Given request
Rewrite all the records below unchanged, except that every "Number of tubes" becomes "Tube count".

[start of Data supplied]

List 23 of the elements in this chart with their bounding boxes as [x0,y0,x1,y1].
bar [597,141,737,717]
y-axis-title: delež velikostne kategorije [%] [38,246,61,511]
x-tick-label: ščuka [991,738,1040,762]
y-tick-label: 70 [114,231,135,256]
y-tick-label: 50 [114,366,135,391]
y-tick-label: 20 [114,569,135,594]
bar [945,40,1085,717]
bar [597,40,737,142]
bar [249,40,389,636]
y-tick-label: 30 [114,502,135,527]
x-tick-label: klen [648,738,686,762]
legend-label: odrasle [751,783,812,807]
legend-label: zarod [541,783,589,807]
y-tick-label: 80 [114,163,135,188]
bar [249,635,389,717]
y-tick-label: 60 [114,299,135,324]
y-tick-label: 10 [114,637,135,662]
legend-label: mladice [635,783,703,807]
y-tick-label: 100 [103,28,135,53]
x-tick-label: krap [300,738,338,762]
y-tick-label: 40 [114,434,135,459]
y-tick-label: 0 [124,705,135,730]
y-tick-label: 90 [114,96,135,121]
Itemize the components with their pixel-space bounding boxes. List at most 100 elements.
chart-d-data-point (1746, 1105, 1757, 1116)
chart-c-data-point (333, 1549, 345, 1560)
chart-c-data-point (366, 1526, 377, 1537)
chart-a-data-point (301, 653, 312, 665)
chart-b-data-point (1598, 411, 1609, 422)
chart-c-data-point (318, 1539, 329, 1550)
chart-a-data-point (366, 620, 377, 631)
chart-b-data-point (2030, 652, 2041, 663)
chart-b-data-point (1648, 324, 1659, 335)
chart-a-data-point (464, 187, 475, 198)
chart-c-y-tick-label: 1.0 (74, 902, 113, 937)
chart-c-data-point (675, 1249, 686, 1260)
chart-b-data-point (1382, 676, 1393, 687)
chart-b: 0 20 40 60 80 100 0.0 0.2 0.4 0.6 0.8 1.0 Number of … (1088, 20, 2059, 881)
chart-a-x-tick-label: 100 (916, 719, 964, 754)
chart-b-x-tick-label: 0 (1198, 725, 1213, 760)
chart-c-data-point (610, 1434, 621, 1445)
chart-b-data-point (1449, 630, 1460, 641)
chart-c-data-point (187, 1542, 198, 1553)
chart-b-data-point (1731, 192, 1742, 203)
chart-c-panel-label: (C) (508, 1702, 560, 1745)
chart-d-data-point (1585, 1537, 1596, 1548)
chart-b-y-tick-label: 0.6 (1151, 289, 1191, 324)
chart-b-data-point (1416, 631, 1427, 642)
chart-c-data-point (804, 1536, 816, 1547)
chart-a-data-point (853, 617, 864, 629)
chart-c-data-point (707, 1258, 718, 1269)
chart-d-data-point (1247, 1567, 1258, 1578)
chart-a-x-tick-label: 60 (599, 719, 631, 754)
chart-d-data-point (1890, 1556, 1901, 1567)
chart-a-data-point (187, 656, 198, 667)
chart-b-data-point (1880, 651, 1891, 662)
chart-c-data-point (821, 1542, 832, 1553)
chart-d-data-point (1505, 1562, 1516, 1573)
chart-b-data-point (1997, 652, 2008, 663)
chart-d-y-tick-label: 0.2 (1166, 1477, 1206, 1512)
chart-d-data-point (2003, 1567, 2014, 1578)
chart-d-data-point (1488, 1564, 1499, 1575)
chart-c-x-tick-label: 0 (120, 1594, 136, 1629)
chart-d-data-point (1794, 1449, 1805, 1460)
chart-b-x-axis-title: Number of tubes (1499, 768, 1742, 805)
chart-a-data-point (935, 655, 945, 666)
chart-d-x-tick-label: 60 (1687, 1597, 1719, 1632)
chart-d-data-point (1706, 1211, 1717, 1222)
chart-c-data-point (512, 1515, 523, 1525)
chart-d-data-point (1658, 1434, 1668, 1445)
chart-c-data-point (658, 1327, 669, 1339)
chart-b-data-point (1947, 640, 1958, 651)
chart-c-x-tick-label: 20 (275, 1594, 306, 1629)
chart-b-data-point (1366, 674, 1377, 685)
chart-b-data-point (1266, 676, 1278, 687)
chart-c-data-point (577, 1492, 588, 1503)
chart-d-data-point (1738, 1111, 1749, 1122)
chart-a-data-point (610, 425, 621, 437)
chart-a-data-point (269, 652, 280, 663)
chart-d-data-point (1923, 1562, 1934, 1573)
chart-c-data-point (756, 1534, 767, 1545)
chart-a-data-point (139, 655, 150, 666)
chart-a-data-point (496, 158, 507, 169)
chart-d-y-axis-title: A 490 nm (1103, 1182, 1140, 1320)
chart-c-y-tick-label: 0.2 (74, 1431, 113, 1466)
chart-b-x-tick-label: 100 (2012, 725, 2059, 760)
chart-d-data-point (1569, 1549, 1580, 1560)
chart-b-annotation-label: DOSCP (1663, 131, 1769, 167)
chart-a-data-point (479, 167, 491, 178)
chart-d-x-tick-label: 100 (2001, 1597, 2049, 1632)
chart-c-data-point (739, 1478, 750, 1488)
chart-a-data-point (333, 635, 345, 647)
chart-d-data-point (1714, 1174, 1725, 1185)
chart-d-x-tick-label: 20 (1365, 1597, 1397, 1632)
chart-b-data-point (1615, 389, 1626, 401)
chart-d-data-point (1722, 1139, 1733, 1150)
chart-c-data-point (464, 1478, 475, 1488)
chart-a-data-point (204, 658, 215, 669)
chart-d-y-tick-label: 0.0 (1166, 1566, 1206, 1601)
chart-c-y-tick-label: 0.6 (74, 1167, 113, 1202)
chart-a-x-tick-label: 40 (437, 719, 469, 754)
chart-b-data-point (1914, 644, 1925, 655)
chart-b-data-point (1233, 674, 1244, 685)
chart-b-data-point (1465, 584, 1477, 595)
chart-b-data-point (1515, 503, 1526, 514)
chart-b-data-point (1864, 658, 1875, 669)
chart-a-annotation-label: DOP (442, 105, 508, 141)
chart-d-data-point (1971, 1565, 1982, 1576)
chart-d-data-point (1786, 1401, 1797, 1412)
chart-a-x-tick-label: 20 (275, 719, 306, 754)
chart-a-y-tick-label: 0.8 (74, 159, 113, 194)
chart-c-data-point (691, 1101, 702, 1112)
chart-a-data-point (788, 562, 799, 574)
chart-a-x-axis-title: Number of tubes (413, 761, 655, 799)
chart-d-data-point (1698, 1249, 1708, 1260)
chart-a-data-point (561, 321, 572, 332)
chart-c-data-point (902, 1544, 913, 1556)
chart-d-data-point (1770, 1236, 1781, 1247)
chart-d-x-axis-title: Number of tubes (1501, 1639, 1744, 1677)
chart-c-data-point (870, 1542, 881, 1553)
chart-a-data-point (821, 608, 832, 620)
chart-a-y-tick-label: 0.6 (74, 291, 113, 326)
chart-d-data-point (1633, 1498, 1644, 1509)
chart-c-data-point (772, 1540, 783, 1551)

[end of Data supplied]

Full answer
List 23 of the elements in this chart with their bounding boxes as [x0,y0,x1,y1].
bar [597,141,737,717]
y-axis-title: delež velikostne kategorije [%] [38,246,61,511]
x-tick-label: ščuka [991,738,1040,762]
y-tick-label: 70 [114,231,135,256]
y-tick-label: 50 [114,366,135,391]
y-tick-label: 20 [114,569,135,594]
bar [945,40,1085,717]
bar [597,40,737,142]
bar [249,40,389,636]
y-tick-label: 30 [114,502,135,527]
x-tick-label: klen [648,738,686,762]
legend-label: odrasle [751,783,812,807]
legend-label: zarod [541,783,589,807]
y-tick-label: 80 [114,163,135,188]
bar [249,635,389,717]
y-tick-label: 60 [114,299,135,324]
y-tick-label: 10 [114,637,135,662]
legend-label: mladice [635,783,703,807]
y-tick-label: 100 [103,28,135,53]
x-tick-label: krap [300,738,338,762]
y-tick-label: 40 [114,434,135,459]
y-tick-label: 0 [124,705,135,730]
y-tick-label: 90 [114,96,135,121]
Itemize the components with their pixel-space bounding boxes. List at most 100 elements.
chart-d-data-point (1746, 1105, 1757, 1116)
chart-c-data-point (333, 1549, 345, 1560)
chart-c-data-point (366, 1526, 377, 1537)
chart-a-data-point (301, 653, 312, 665)
chart-b-data-point (1598, 411, 1609, 422)
chart-c-data-point (318, 1539, 329, 1550)
chart-a-data-point (366, 620, 377, 631)
chart-b-data-point (2030, 652, 2041, 663)
chart-b-data-point (1648, 324, 1659, 335)
chart-a-data-point (464, 187, 475, 198)
chart-c-y-tick-label: 1.0 (74, 902, 113, 937)
chart-c-data-point (675, 1249, 686, 1260)
chart-b-data-point (1382, 676, 1393, 687)
chart-b: 0 20 40 60 80 100 0.0 0.2 0.4 0.6 0.8 1.0 Number of … (1088, 20, 2059, 881)
chart-a-x-tick-label: 100 (916, 719, 964, 754)
chart-b-x-tick-label: 0 (1198, 725, 1213, 760)
chart-c-data-point (610, 1434, 621, 1445)
chart-b-data-point (1449, 630, 1460, 641)
chart-c-data-point (187, 1542, 198, 1553)
chart-b-data-point (1731, 192, 1742, 203)
chart-c-panel-label: (C) (508, 1702, 560, 1745)
chart-d-data-point (1585, 1537, 1596, 1548)
chart-b-y-tick-label: 0.6 (1151, 289, 1191, 324)
chart-b-data-point (1416, 631, 1427, 642)
chart-c-data-point (804, 1536, 816, 1547)
chart-a-data-point (853, 617, 864, 629)
chart-c-data-point (707, 1258, 718, 1269)
chart-d-data-point (1247, 1567, 1258, 1578)
chart-a-x-tick-label: 60 (599, 719, 631, 754)
chart-d-data-point (1890, 1556, 1901, 1567)
chart-a-data-point (187, 656, 198, 667)
chart-b-data-point (1880, 651, 1891, 662)
chart-c-data-point (821, 1542, 832, 1553)
chart-d-data-point (1505, 1562, 1516, 1573)
chart-b-data-point (1997, 652, 2008, 663)
chart-d-y-tick-label: 0.2 (1166, 1477, 1206, 1512)
chart-d-data-point (2003, 1567, 2014, 1578)
chart-d-data-point (1488, 1564, 1499, 1575)
chart-c-x-tick-label: 0 (120, 1594, 136, 1629)
chart-d-data-point (1794, 1449, 1805, 1460)
chart-b-x-axis-title: Tube count (1499, 768, 1742, 805)
chart-a-data-point (935, 655, 945, 666)
chart-d-x-tick-label: 60 (1687, 1597, 1719, 1632)
chart-d-data-point (1706, 1211, 1717, 1222)
chart-c-data-point (512, 1515, 523, 1525)
chart-d-data-point (1658, 1434, 1668, 1445)
chart-c-data-point (658, 1327, 669, 1339)
chart-b-data-point (1947, 640, 1958, 651)
chart-c-x-tick-label: 20 (275, 1594, 306, 1629)
chart-b-data-point (1366, 674, 1377, 685)
chart-b-data-point (1266, 676, 1278, 687)
chart-c-data-point (577, 1492, 588, 1503)
chart-d-data-point (1738, 1111, 1749, 1122)
chart-a-data-point (610, 425, 621, 437)
chart-a-data-point (269, 652, 280, 663)
chart-d-data-point (1923, 1562, 1934, 1573)
chart-c-data-point (756, 1534, 767, 1545)
chart-a-data-point (139, 655, 150, 666)
chart-a-data-point (496, 158, 507, 169)
chart-d-y-axis-title: A 490 nm (1103, 1182, 1140, 1320)
chart-c-y-tick-label: 0.2 (74, 1431, 113, 1466)
chart-b-x-tick-label: 100 (2012, 725, 2059, 760)
chart-d-data-point (1569, 1549, 1580, 1560)
chart-b-annotation-label: DOSCP (1663, 131, 1769, 167)
chart-a-data-point (479, 167, 491, 178)
chart-d-x-tick-label: 100 (2001, 1597, 2049, 1632)
chart-c-data-point (739, 1478, 750, 1488)
chart-a-data-point (333, 635, 345, 647)
chart-d-data-point (1714, 1174, 1725, 1185)
chart-d-x-tick-label: 20 (1365, 1597, 1397, 1632)
chart-b-data-point (1615, 389, 1626, 401)
chart-d-data-point (1722, 1139, 1733, 1150)
chart-c-data-point (464, 1478, 475, 1488)
chart-a-data-point (204, 658, 215, 669)
chart-d-y-tick-label: 0.0 (1166, 1566, 1206, 1601)
chart-c-y-tick-label: 0.6 (74, 1167, 113, 1202)
chart-a-x-tick-label: 40 (437, 719, 469, 754)
chart-b-data-point (1914, 644, 1925, 655)
chart-b-data-point (1233, 674, 1244, 685)
chart-b-data-point (1465, 584, 1477, 595)
chart-b-data-point (1515, 503, 1526, 514)
chart-b-data-point (1864, 658, 1875, 669)
chart-a-annotation-label: DOP (442, 105, 508, 141)
chart-d-data-point (1971, 1565, 1982, 1576)
chart-d-data-point (1786, 1401, 1797, 1412)
chart-a-x-tick-label: 20 (275, 719, 306, 754)
chart-a-y-tick-label: 0.8 (74, 159, 113, 194)
chart-c-data-point (691, 1101, 702, 1112)
chart-a-data-point (788, 562, 799, 574)
chart-a-x-axis-title: Tube count (413, 761, 655, 799)
chart-d-data-point (1698, 1249, 1708, 1260)
chart-a-data-point (561, 321, 572, 332)
chart-c-data-point (902, 1544, 913, 1556)
chart-d-data-point (1770, 1236, 1781, 1247)
chart-d-x-axis-title: Tube count (1501, 1639, 1744, 1677)
chart-c-data-point (870, 1542, 881, 1553)
chart-a-data-point (821, 608, 832, 620)
chart-a-y-tick-label: 0.6 (74, 291, 113, 326)
chart-d-data-point (1633, 1498, 1644, 1509)
chart-c-data-point (772, 1540, 783, 1551)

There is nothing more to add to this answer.